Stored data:
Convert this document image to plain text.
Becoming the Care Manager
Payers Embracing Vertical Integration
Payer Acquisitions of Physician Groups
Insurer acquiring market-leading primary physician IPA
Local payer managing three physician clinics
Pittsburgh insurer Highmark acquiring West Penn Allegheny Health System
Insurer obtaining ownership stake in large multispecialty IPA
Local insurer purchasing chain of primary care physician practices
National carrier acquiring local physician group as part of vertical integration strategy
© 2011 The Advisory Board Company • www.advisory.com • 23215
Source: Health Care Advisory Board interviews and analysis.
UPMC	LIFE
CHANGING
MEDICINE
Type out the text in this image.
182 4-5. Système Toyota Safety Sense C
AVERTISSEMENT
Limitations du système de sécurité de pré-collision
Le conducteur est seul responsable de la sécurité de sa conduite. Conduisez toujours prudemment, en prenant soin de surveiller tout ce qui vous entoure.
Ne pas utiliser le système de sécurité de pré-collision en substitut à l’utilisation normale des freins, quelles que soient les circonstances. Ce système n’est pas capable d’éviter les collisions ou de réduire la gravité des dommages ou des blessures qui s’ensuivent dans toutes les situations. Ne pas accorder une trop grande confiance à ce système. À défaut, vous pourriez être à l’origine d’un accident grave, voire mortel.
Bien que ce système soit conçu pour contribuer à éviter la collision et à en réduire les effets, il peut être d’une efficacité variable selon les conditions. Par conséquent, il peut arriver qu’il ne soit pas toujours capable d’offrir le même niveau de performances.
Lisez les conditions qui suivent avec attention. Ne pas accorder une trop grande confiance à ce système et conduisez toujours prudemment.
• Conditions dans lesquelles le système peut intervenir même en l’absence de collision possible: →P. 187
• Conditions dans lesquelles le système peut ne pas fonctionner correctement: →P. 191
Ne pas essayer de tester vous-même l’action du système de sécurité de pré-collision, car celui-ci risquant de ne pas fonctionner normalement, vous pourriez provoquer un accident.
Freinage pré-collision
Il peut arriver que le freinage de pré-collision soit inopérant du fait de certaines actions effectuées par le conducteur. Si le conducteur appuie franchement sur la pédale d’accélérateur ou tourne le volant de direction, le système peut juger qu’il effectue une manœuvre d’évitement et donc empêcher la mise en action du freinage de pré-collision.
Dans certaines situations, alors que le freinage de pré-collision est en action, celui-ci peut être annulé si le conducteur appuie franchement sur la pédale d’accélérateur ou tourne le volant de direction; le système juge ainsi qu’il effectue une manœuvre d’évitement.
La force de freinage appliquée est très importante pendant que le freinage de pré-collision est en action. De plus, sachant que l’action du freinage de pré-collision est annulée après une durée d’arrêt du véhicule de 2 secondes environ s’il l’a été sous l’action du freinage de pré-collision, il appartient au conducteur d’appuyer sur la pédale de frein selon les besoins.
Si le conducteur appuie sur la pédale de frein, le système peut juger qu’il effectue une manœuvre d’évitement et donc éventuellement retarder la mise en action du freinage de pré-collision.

- **Short problem**
Go through the records above and copy every line with the word "celui".

- **Response to this exercise**
Ne pas essayer de tester vous-même l’action du système de sécurité de pré-collision, car celui-ci risquant de ne pas fonctionner normalement, vous pourriez provoquer un accident.
Dans certaines situations, alors que le freinage de pré-collision est en action, celui-ci peut être annulé si le conducteur appuie franchement sur la pédale d’accélérateur ou tourne le volant de direction; le système juge ainsi qu’il effectue une manœuvre d’évitement.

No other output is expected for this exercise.